> **Directions for this task**: Leave out the images and repeat the listing below without a single change.

> **Records to process**:

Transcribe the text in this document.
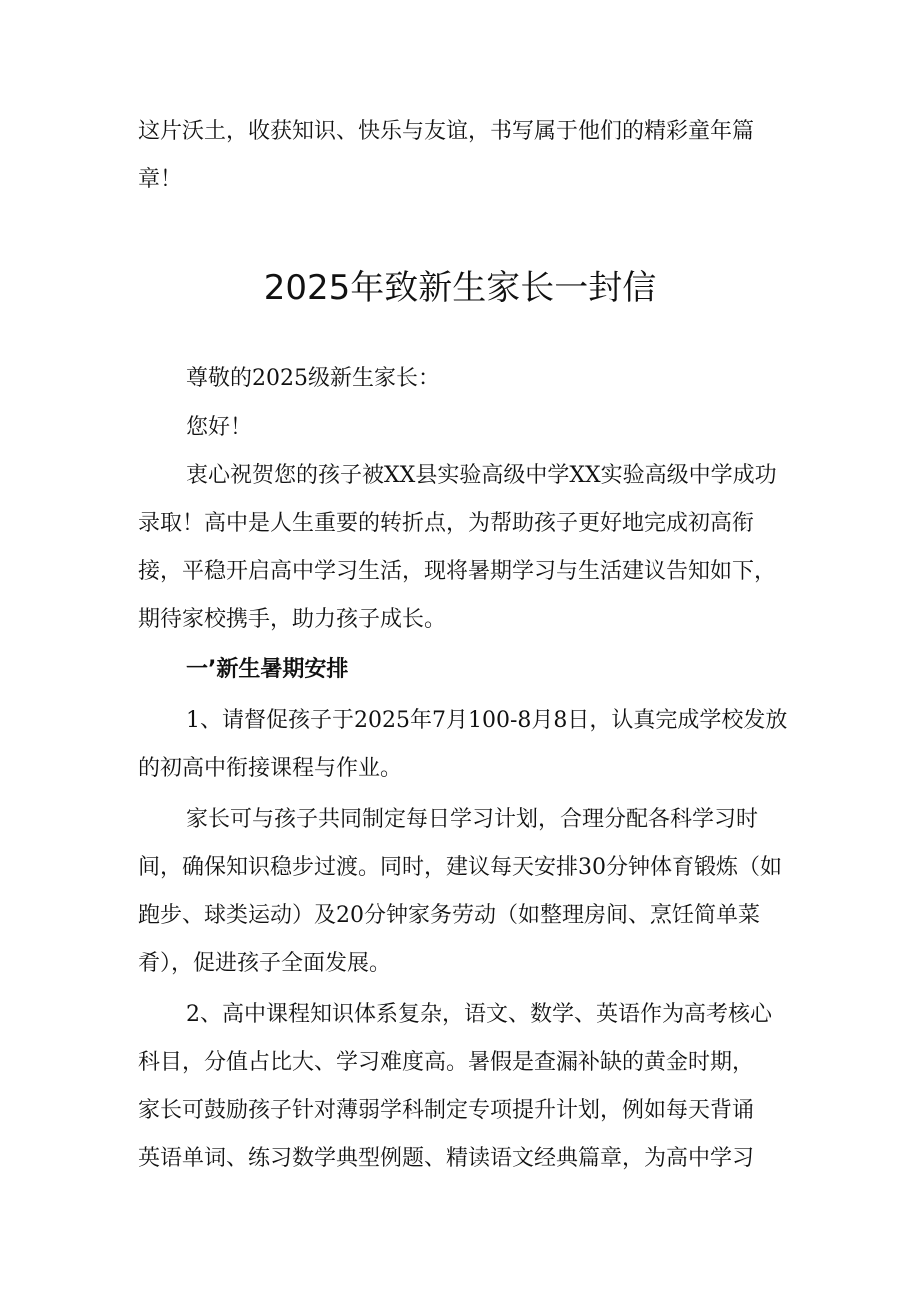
这片沃土，收获知识、快乐与友谊，书写属于他们的精彩童年篇
章！
2025年致新生家长一封信
尊敬的2025级新生家长：
您好！
衷心祝贺您的孩子被XX县实验高级中学XX实验高级中学成功
录取！高中是人生重要的转折点，为帮助孩子更好地完成初高衔
接，平稳开启高中学习生活，现将暑期学习与生活建议告知如下，
期待家校携手，助力孩子成长。
一’新生暑期安排
1、请督促孩子于2025年7月100-8月8日，认真完成学校发放
的初高中衔接课程与作业。
家长可与孩子共同制定每日学习计划，合理分配各科学习时
间，确保知识稳步过渡。同时，建议每天安排30分钟体育锻炼（如
跑步、球类运动）及20分钟家务劳动（如整理房间、烹饪简单菜
肴），促进孩子全面发展。
2、高中课程知识体系复杂，语文、数学、英语作为高考核心
科目，分值占比大、学习难度高。暑假是查漏补缺的黄金时期，
家长可鼓励孩子针对薄弱学科制定专项提升计划，例如每天背诵
英语单词、练习数学典型例题、精读语文经典篇章，为高中学习
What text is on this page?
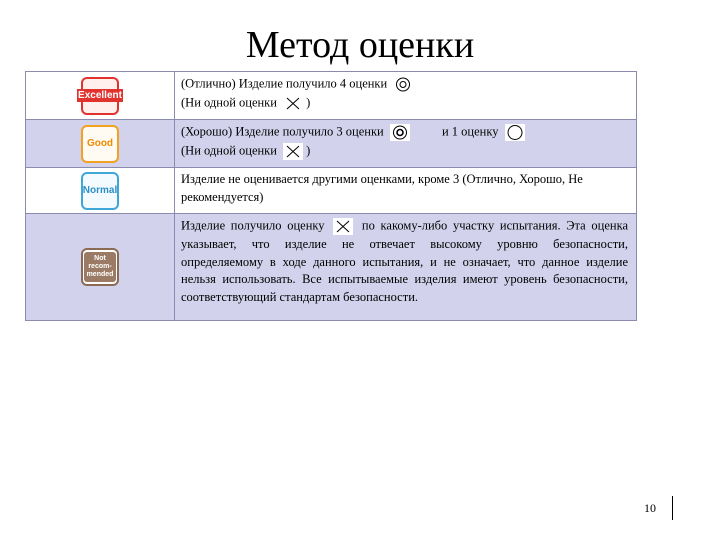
Метод оценки
Excellent
(Отлично) Изделие получило 4 оценки
(Ни одной оценки )
Good
(Хорошо) Изделие получило 3 оценки	и 1 оценку
(Ни одной оценки )
Normal
Изделие не оценивается другими оценками, кроме 3 (Отлично, Хорошо, Не рекомендуется)
Not recom-mended
Изделие получило оценку	по какому-либо участку испытания. Эта оценка указывает, что изделие не отвечает высокому уровню безопасности, определяемому в ходе данного испытания, и не означает, что данное изделие нельзя использовать. Все испытываемые изделия имеют уровень безопасности, соответствующий стандартам безопасности.
10
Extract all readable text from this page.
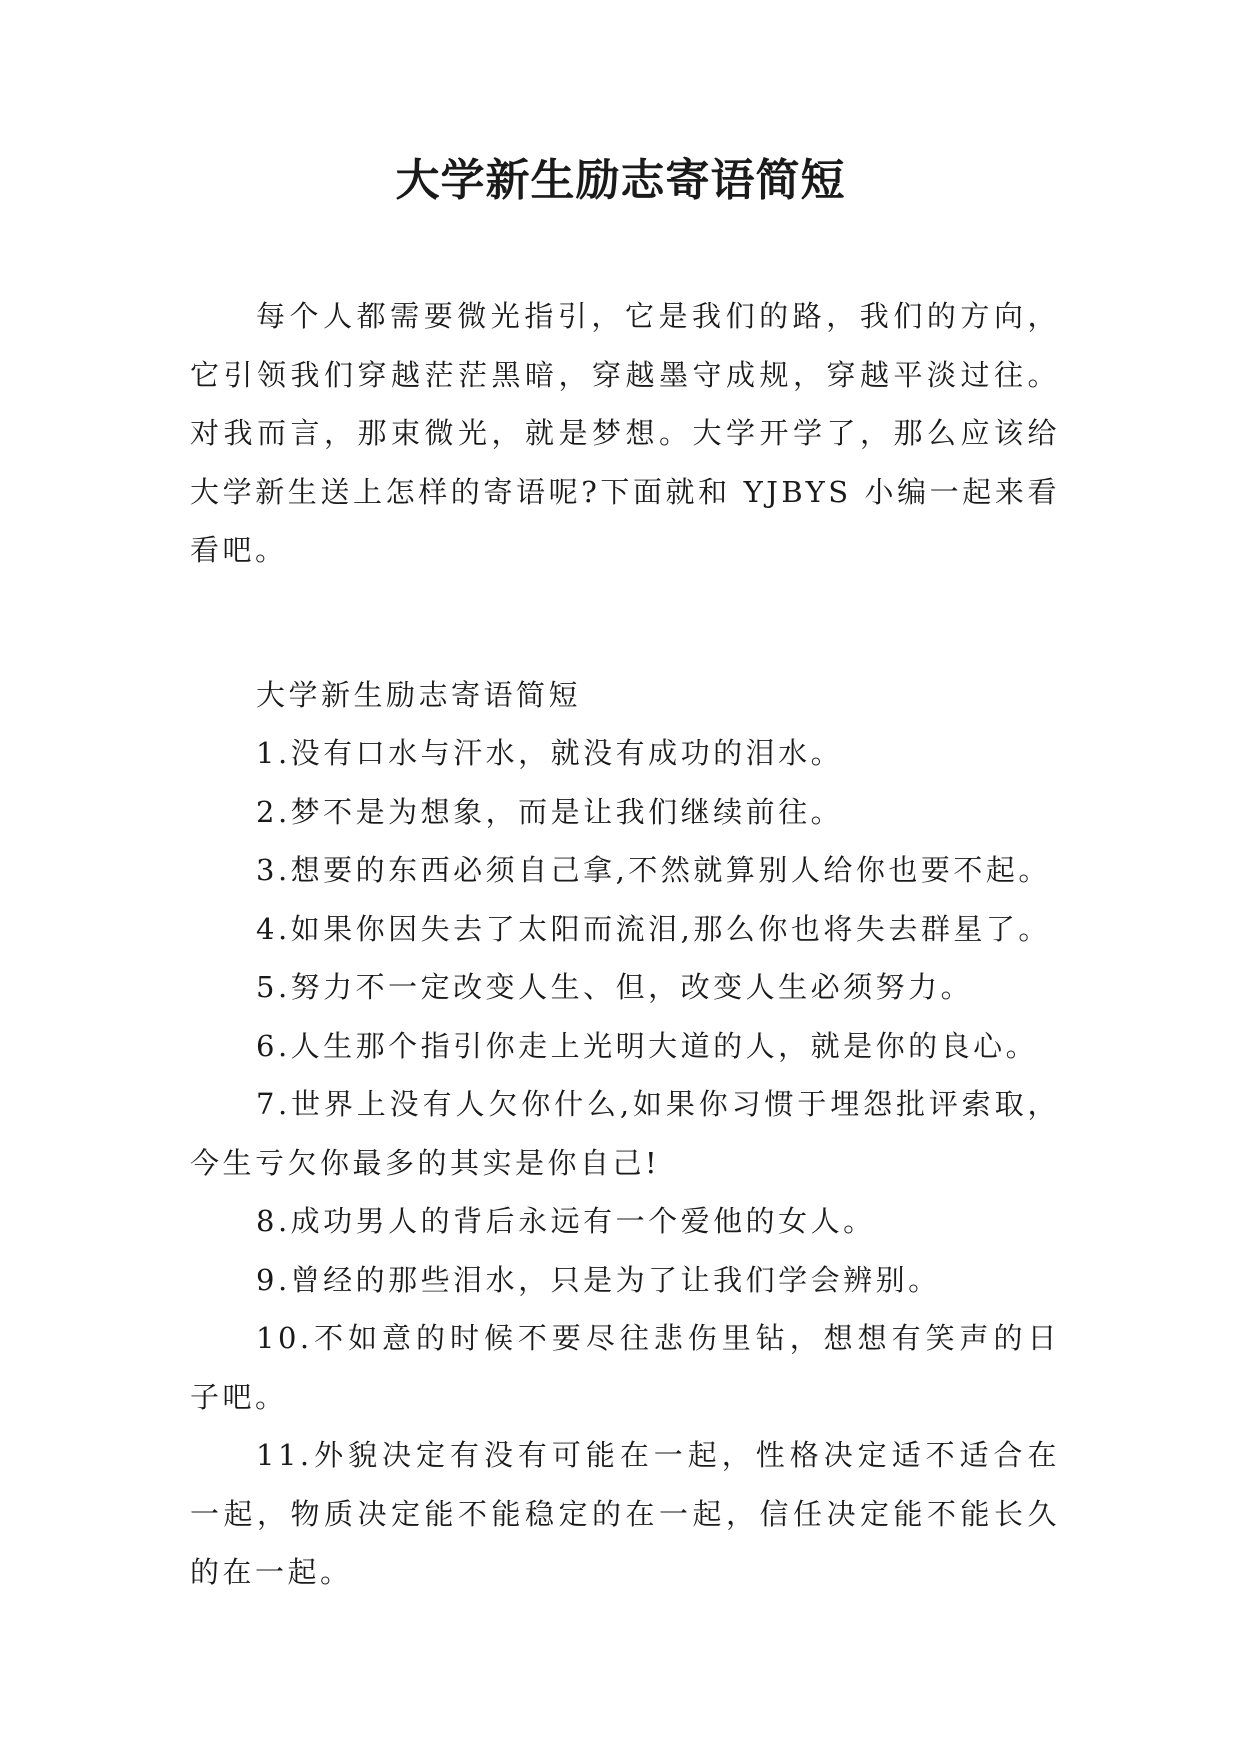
大学新生励志寄语简短

每个人都需要微光指引，它是我们的路，我们的方向，它引领我们穿越茫茫黑暗，穿越墨守成规，穿越平淡过往。对我而言，那束微光，就是梦想。大学开学了，那么应该给大学新生送上怎样的寄语呢?下面就和 YJBYS 小编一起来看看吧。

大学新生励志寄语简短

1.没有口水与汗水，就没有成功的泪水。
2.梦不是为想象，而是让我们继续前往。
3.想要的东西必须自己拿,不然就算别人给你也要不起。
4.如果你因失去了太阳而流泪,那么你也将失去群星了。
5.努力不一定改变人生、但，改变人生必须努力。
6.人生那个指引你走上光明大道的人，就是你的良心。
7.世界上没有人欠你什么,如果你习惯于埋怨批评索取，今生亏欠你最多的其实是你自己!
8.成功男人的背后永远有一个爱他的女人。
9.曾经的那些泪水，只是为了让我们学会辨别。
10.不如意的时候不要尽往悲伤里钻，想想有笑声的日子吧。
11.外貌决定有没有可能在一起，性格决定适不适合在一起，物质决定能不能稳定的在一起，信任决定能不能长久的在一起。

> **Answer to the exercise**:
Transcribe the text in this document.
这片沃土，收获知识、快乐与友谊，书写属于他们的精彩童年篇
章！
2025年致新生家长一封信
尊敬的2025级新生家长：
您好！
衷心祝贺您的孩子被XX县实验高级中学XX实验高级中学成功
录取！高中是人生重要的转折点，为帮助孩子更好地完成初高衔
接，平稳开启高中学习生活，现将暑期学习与生活建议告知如下，
期待家校携手，助力孩子成长。
一’新生暑期安排
1、请督促孩子于2025年7月100-8月8日，认真完成学校发放
的初高中衔接课程与作业。
家长可与孩子共同制定每日学习计划，合理分配各科学习时
间，确保知识稳步过渡。同时，建议每天安排30分钟体育锻炼（如
跑步、球类运动）及20分钟家务劳动（如整理房间、烹饪简单菜
肴），促进孩子全面发展。
2、高中课程知识体系复杂，语文、数学、英语作为高考核心
科目，分值占比大、学习难度高。暑假是查漏补缺的黄金时期，
家长可鼓励孩子针对薄弱学科制定专项提升计划，例如每天背诵
英语单词、练习数学典型例题、精读语文经典篇章，为高中学习
What text is on this page?
Метод оценки
Excellent
(Отлично) Изделие получило 4 оценки
(Ни одной оценки )
Good
(Хорошо) Изделие получило 3 оценки	и 1 оценку
(Ни одной оценки )
Normal
Изделие не оценивается другими оценками, кроме 3 (Отлично, Хорошо, Не рекомендуется)
Not recom-mended
Изделие получило оценку	по какому-либо участку испытания. Эта оценка указывает, что изделие не отвечает высокому уровню безопасности, определяемому в ходе данного испытания, и не означает, что данное изделие нельзя использовать. Все испытываемые изделия имеют уровень безопасности, соответствующий стандартам безопасности.
10
Extract all readable text from this page.
大学新生励志寄语简短

每个人都需要微光指引，它是我们的路，我们的方向，它引领我们穿越茫茫黑暗，穿越墨守成规，穿越平淡过往。对我而言，那束微光，就是梦想。大学开学了，那么应该给大学新生送上怎样的寄语呢?下面就和 YJBYS 小编一起来看看吧。

大学新生励志寄语简短

1.没有口水与汗水，就没有成功的泪水。
2.梦不是为想象，而是让我们继续前往。
3.想要的东西必须自己拿,不然就算别人给你也要不起。
4.如果你因失去了太阳而流泪,那么你也将失去群星了。
5.努力不一定改变人生、但，改变人生必须努力。
6.人生那个指引你走上光明大道的人，就是你的良心。
7.世界上没有人欠你什么,如果你习惯于埋怨批评索取，今生亏欠你最多的其实是你自己!
8.成功男人的背后永远有一个爱他的女人。
9.曾经的那些泪水，只是为了让我们学会辨别。
10.不如意的时候不要尽往悲伤里钻，想想有笑声的日子吧。
11.外貌决定有没有可能在一起，性格决定适不适合在一起，物质决定能不能稳定的在一起，信任决定能不能长久的在一起。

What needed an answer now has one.